-- Start --
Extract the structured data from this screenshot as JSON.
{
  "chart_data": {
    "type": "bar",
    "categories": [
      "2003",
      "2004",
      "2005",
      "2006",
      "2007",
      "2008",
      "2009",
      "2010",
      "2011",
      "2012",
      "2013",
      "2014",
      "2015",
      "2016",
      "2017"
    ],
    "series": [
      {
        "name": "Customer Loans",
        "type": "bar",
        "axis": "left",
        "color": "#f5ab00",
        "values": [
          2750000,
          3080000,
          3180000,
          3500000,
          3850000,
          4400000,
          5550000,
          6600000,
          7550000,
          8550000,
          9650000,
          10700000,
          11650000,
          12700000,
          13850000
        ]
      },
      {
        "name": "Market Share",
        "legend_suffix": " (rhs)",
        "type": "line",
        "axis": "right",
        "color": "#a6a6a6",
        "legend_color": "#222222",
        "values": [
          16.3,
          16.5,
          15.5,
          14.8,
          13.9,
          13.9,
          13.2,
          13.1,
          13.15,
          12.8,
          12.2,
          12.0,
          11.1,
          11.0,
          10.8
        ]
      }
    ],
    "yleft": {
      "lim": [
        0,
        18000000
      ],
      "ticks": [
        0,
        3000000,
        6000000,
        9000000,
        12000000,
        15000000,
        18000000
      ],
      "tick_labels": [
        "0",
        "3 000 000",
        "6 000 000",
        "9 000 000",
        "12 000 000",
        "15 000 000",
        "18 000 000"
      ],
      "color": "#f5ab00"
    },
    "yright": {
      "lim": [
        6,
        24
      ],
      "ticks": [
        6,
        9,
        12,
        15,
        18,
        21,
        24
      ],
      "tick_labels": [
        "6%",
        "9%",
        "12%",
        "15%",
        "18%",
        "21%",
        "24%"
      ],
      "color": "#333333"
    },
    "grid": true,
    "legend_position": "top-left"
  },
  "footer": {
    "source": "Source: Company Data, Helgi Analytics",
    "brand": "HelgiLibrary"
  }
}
-- End --
Work to be completed –
The records above must be output exactly, in full.

Result for this exercise –
Extract the structured data from this screenshot as JSON.
{
  "chart_data": {
    "type": "bar",
    "categories": [
      "2003",
      "2004",
      "2005",
      "2006",
      "2007",
      "2008",
      "2009",
      "2010",
      "2011",
      "2012",
      "2013",
      "2014",
      "2015",
      "2016",
      "2017"
    ],
    "series": [
      {
        "name": "Customer Loans",
        "type": "bar",
        "axis": "left",
        "color": "#f5ab00",
        "values": [
          2750000,
          3080000,
          3180000,
          3500000,
          3850000,
          4400000,
          5550000,
          6600000,
          7550000,
          8550000,
          9650000,
          10700000,
          11650000,
          12700000,
          13850000
        ]
      },
      {
        "name": "Market Share",
        "legend_suffix": " (rhs)",
        "type": "line",
        "axis": "right",
        "color": "#a6a6a6",
        "legend_color": "#222222",
        "values": [
          16.3,
          16.5,
          15.5,
          14.8,
          13.9,
          13.9,
          13.2,
          13.1,
          13.15,
          12.8,
          12.2,
          12.0,
          11.1,
          11.0,
          10.8
        ]
      }
    ],
    "yleft": {
      "lim": [
        0,
        18000000
      ],
      "ticks": [
        0,
        3000000,
        6000000,
        9000000,
        12000000,
        15000000,
        18000000
      ],
      "tick_labels": [
        "0",
        "3 000 000",
        "6 000 000",
        "9 000 000",
        "12 000 000",
        "15 000 000",
        "18 000 000"
      ],
      "color": "#f5ab00"
    },
    "yright": {
      "lim": [
        6,
        24
      ],
      "ticks": [
        6,
        9,
        12,
        15,
        18,
        21,
        24
      ],
      "tick_labels": [
        "6%",
        "9%",
        "12%",
        "15%",
        "18%",
        "21%",
        "24%"
      ],
      "color": "#333333"
    },
    "grid": true,
    "legend_position": "top-left"
  },
  "footer": {
    "source": "Source: Company Data, Helgi Analytics",
    "brand": "HelgiLibrary"
  }
}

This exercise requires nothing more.